Stored data entries:

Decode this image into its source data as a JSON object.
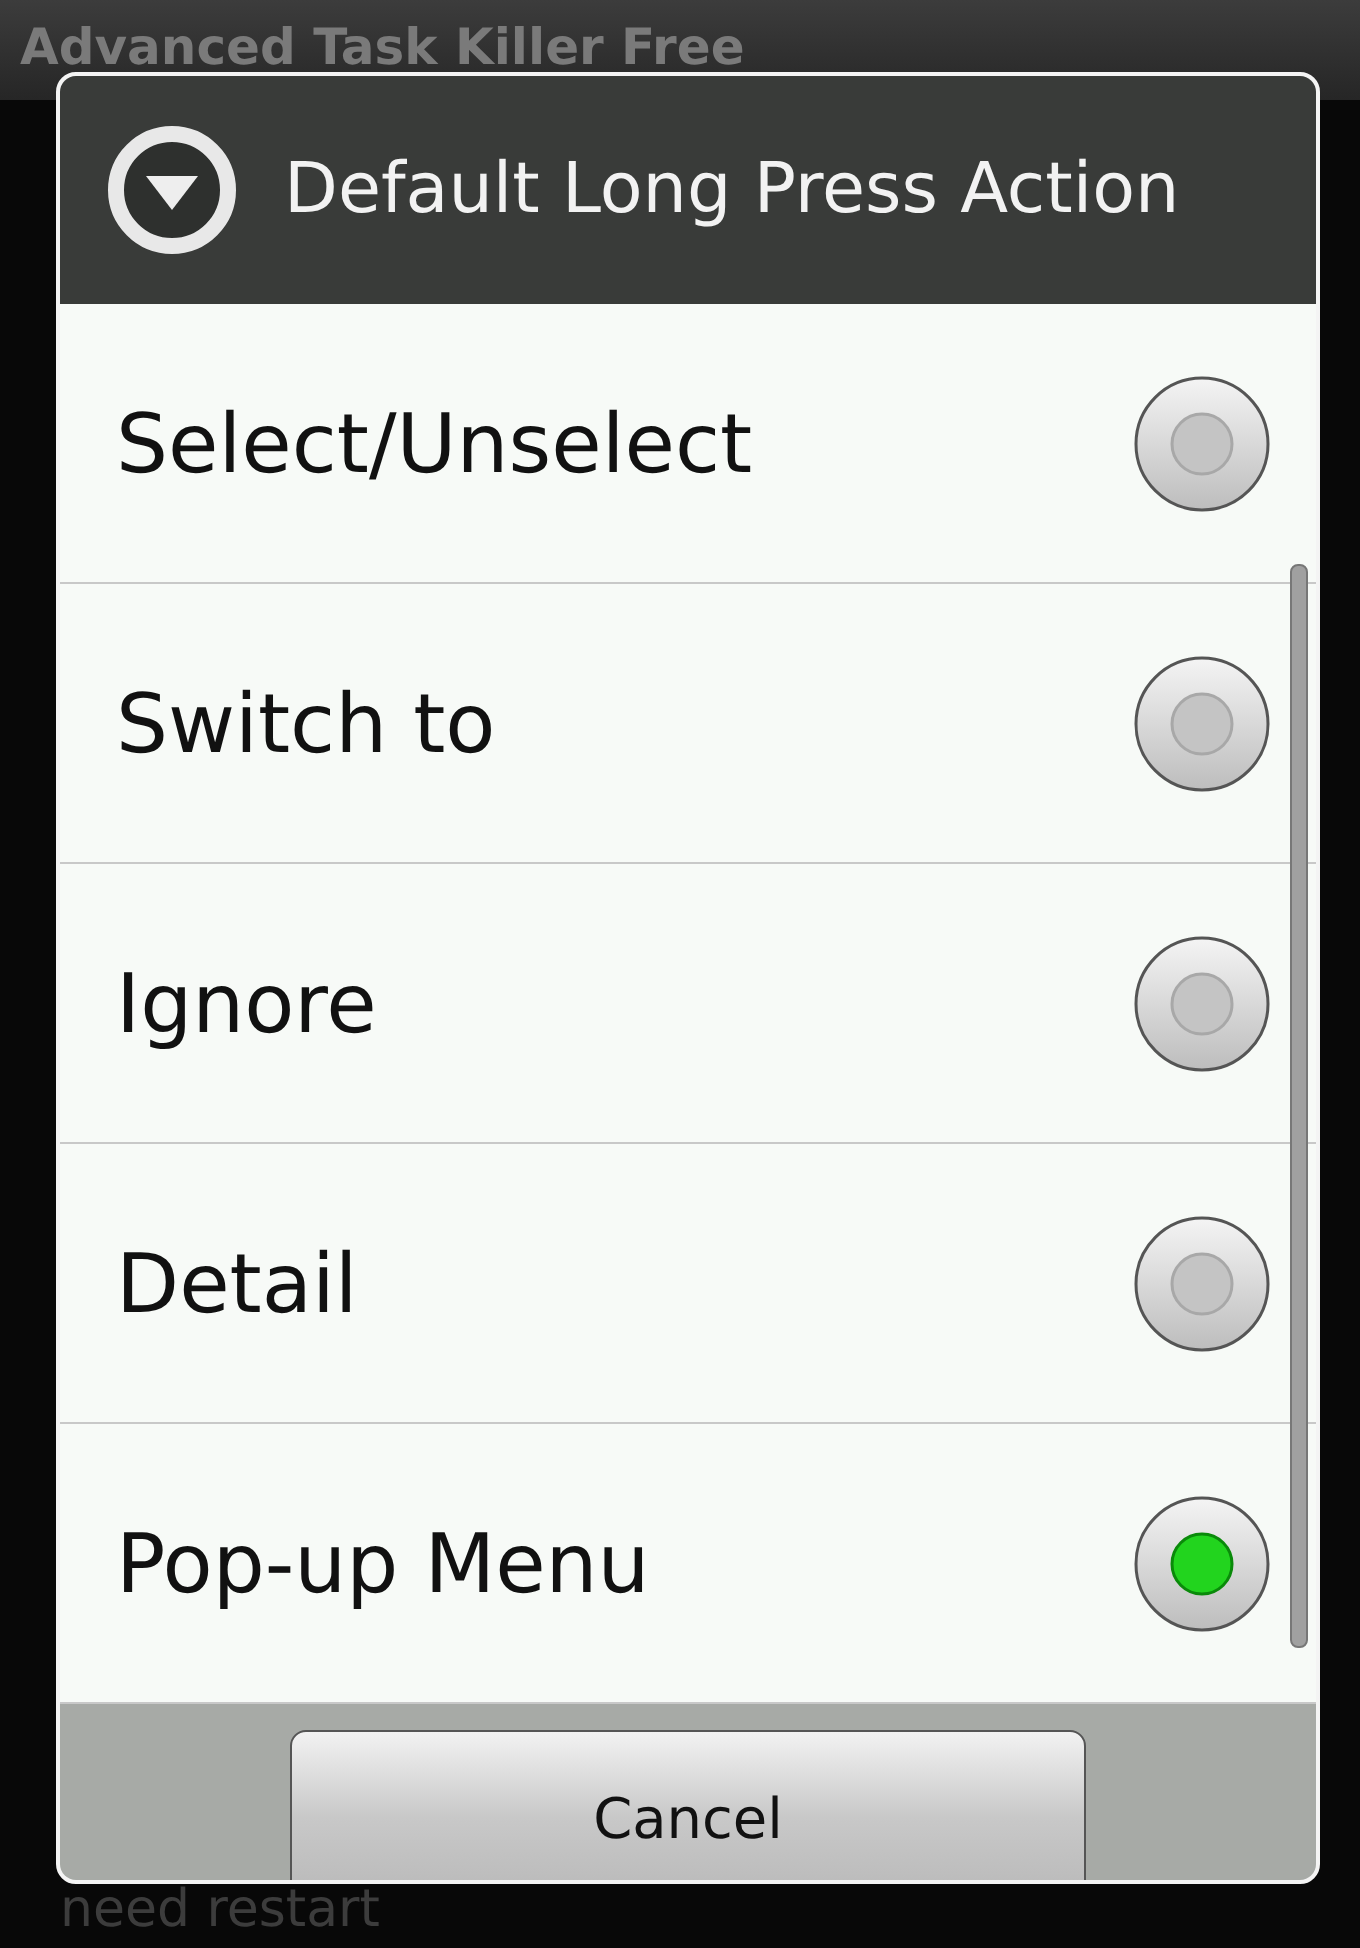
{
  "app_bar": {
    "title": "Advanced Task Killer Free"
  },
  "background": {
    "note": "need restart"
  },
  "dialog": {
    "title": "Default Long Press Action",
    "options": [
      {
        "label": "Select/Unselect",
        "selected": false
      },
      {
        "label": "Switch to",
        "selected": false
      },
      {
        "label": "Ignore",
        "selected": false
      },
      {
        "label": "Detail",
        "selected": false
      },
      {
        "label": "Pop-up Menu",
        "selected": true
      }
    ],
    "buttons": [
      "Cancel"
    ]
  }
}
---
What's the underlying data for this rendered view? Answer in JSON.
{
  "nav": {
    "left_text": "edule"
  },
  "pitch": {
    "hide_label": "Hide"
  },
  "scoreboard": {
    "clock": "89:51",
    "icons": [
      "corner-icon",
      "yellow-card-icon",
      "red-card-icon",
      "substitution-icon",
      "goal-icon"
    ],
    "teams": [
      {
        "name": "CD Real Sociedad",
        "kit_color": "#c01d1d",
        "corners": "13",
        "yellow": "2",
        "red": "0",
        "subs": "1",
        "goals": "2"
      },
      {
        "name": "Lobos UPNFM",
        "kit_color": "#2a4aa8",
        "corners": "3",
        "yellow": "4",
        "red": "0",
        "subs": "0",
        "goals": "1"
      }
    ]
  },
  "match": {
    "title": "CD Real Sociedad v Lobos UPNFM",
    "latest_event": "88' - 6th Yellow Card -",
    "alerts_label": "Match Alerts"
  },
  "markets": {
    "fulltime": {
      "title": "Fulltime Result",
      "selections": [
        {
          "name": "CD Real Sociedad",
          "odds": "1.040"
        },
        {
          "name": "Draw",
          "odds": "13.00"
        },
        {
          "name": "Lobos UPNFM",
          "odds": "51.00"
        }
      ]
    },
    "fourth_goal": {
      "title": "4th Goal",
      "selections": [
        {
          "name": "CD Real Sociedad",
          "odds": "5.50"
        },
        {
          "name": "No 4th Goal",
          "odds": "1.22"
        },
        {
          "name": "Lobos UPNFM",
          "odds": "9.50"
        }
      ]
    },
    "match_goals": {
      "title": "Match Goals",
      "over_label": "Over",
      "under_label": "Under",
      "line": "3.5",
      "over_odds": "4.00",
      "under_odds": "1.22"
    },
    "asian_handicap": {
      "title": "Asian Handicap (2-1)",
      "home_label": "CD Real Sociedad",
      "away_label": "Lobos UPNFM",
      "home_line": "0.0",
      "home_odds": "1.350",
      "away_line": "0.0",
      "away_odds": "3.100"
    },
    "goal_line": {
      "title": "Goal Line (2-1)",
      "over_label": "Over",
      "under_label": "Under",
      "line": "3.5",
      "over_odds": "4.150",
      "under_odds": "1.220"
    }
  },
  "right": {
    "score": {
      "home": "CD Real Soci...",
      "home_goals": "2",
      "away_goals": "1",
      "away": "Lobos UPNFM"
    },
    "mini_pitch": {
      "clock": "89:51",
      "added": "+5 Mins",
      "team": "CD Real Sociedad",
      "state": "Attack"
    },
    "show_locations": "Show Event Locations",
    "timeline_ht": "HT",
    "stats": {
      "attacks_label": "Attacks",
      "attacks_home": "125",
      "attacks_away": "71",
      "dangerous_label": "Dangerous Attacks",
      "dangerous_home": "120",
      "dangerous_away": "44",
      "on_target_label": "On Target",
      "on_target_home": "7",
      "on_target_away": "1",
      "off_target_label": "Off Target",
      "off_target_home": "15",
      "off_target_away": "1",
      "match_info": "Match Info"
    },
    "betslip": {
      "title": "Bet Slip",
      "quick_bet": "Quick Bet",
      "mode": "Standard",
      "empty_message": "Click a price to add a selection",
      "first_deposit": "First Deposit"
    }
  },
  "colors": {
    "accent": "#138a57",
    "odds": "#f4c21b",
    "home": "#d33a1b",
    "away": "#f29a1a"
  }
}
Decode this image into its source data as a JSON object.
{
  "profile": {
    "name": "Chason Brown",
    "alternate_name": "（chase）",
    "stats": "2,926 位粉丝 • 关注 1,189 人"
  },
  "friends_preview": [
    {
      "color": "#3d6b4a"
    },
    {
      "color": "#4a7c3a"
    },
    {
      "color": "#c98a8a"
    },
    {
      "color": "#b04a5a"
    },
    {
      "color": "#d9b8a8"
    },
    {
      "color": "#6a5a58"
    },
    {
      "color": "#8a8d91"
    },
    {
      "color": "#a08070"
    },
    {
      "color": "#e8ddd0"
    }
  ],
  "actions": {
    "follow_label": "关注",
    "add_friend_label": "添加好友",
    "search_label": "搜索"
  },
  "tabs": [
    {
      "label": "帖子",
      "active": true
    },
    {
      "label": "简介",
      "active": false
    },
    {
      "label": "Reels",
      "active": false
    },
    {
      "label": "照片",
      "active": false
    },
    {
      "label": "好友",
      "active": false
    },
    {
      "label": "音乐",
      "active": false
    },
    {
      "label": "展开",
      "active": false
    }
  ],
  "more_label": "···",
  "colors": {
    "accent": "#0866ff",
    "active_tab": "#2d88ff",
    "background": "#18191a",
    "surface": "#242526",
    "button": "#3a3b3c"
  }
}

Given exercise:
Find the string "title" in the entries above and return each line that holds it.

Finished exercise:
    "title": "Advanced Task Killer Free"
    "title": "Default Long Press Action",
    "title": "CD Real Sociedad v Lobos UPNFM",
      "title": "Fulltime Result",
      "title": "4th Goal",
      "title": "Match Goals",
      "title": "Asian Handicap (2-1)",
      "title": "Goal Line (2-1)",
      "title": "Bet Slip",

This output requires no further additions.